◆ WORK INSTRUCTIONS ◆
Please reproduce every row below word for word, leaving out the pictures.

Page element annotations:
☆ ☆ ☆ ☆ ☆ ☆ ☆
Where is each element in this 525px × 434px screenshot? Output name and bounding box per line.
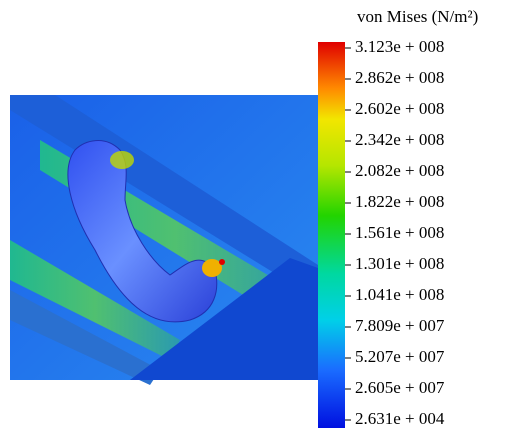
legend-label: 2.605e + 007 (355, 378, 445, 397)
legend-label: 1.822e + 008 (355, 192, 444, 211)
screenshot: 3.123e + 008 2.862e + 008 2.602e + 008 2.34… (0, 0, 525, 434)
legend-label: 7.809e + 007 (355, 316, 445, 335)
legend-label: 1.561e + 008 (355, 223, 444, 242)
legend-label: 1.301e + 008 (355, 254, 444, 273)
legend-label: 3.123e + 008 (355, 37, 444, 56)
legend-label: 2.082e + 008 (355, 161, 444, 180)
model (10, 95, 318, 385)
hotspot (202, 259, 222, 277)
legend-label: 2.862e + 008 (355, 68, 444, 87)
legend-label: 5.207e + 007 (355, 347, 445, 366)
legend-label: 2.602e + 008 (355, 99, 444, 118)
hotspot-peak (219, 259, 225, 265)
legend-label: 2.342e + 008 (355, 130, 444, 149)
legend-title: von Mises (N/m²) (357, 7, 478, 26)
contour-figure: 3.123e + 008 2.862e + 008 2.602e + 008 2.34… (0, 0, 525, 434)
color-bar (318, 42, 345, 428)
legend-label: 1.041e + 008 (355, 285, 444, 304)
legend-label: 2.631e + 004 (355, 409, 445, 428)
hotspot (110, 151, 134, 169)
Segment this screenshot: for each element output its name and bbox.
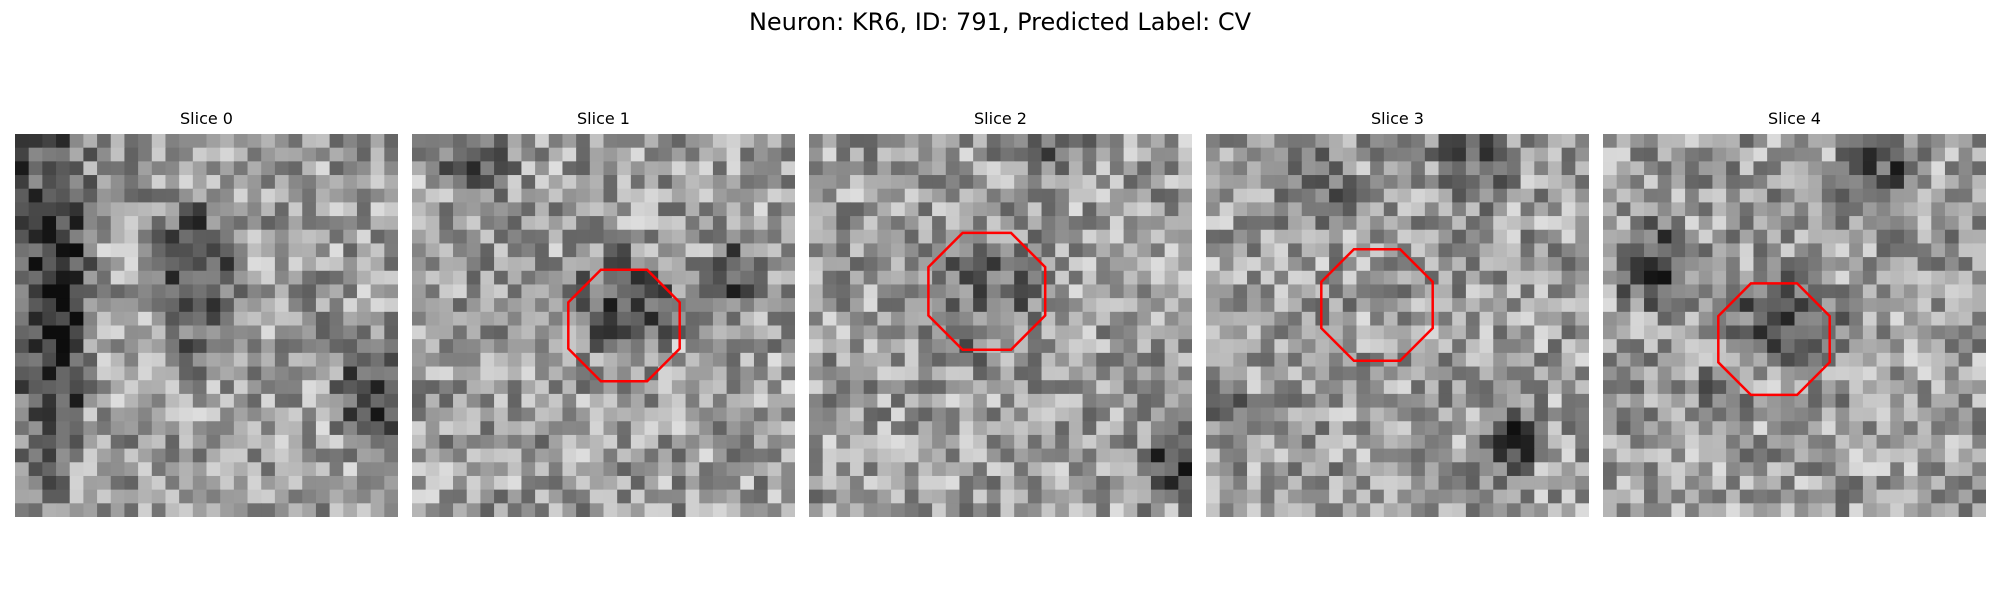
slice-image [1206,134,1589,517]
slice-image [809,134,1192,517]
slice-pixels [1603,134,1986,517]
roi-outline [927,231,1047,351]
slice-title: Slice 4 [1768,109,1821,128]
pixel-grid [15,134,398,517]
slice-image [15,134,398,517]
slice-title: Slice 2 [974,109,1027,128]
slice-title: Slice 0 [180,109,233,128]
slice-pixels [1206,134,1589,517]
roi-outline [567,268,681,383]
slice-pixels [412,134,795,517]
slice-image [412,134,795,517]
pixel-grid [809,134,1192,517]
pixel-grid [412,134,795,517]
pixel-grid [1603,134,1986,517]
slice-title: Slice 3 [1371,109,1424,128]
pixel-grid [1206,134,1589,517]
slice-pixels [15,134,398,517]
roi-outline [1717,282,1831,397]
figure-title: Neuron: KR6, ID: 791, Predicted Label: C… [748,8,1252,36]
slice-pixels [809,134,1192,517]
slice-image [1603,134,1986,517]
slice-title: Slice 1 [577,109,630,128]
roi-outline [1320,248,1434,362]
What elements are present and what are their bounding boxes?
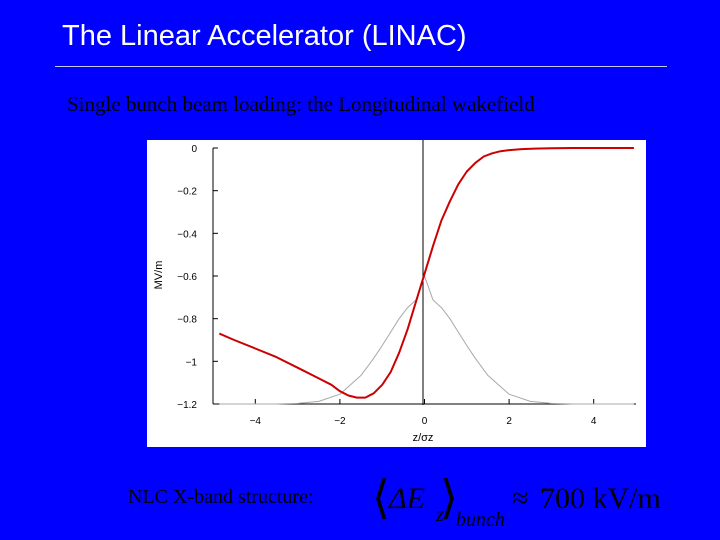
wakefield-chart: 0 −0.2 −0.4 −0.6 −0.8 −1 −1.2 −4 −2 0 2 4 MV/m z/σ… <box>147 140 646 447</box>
☆ ☆ ☆ ☆ ☆ ☆ ☆
◆ EXERCISE ANSWER ◆
Where is each element in this 525px × 434px screenshot? Output name and bounding box per line.
legend-label: 2.605e + 007 (355, 378, 445, 397)
legend-label: 1.822e + 008 (355, 192, 444, 211)
screenshot: 3.123e + 008 2.862e + 008 2.602e + 008 2.34… (0, 0, 525, 434)
legend-label: 7.809e + 007 (355, 316, 445, 335)
legend-label: 1.561e + 008 (355, 223, 444, 242)
legend-label: 1.301e + 008 (355, 254, 444, 273)
legend-label: 3.123e + 008 (355, 37, 444, 56)
legend-label: 2.082e + 008 (355, 161, 444, 180)
model (10, 95, 318, 385)
hotspot (202, 259, 222, 277)
legend-label: 2.862e + 008 (355, 68, 444, 87)
legend-label: 5.207e + 007 (355, 347, 445, 366)
legend-label: 2.602e + 008 (355, 99, 444, 118)
hotspot-peak (219, 259, 225, 265)
legend-label: 2.342e + 008 (355, 130, 444, 149)
legend-title: von Mises (N/m²) (357, 7, 478, 26)
contour-figure: 3.123e + 008 2.862e + 008 2.602e + 008 2.34… (0, 0, 525, 434)
color-bar (318, 42, 345, 428)
legend-label: 1.041e + 008 (355, 285, 444, 304)
legend-label: 2.631e + 004 (355, 409, 445, 428)
hotspot (110, 151, 134, 169)
Segment this screenshot: for each element output its name and bbox.
slice-image [1206,134,1589,517]
slice-image [809,134,1192,517]
slice-pixels [1603,134,1986,517]
roi-outline [927,231,1047,351]
slice-title: Slice 4 [1768,109,1821,128]
pixel-grid [15,134,398,517]
slice-image [15,134,398,517]
slice-title: Slice 2 [974,109,1027,128]
slice-title: Slice 0 [180,109,233,128]
slice-pixels [1206,134,1589,517]
roi-outline [567,268,681,383]
slice-pixels [412,134,795,517]
slice-image [412,134,795,517]
pixel-grid [809,134,1192,517]
pixel-grid [412,134,795,517]
pixel-grid [1603,134,1986,517]
slice-title: Slice 3 [1371,109,1424,128]
pixel-grid [1206,134,1589,517]
slice-pixels [15,134,398,517]
roi-outline [1717,282,1831,397]
figure-title: Neuron: KR6, ID: 791, Predicted Label: C… [748,8,1252,36]
slice-pixels [809,134,1192,517]
slice-image [1603,134,1986,517]
slice-title: Slice 1 [577,109,630,128]
roi-outline [1320,248,1434,362]
What elements are present and what are their bounding boxes?
wakefield-chart: 0 −0.2 −0.4 −0.6 −0.8 −1 −1.2 −4 −2 0 2 4 MV/m z/σ… <box>147 140 646 447</box>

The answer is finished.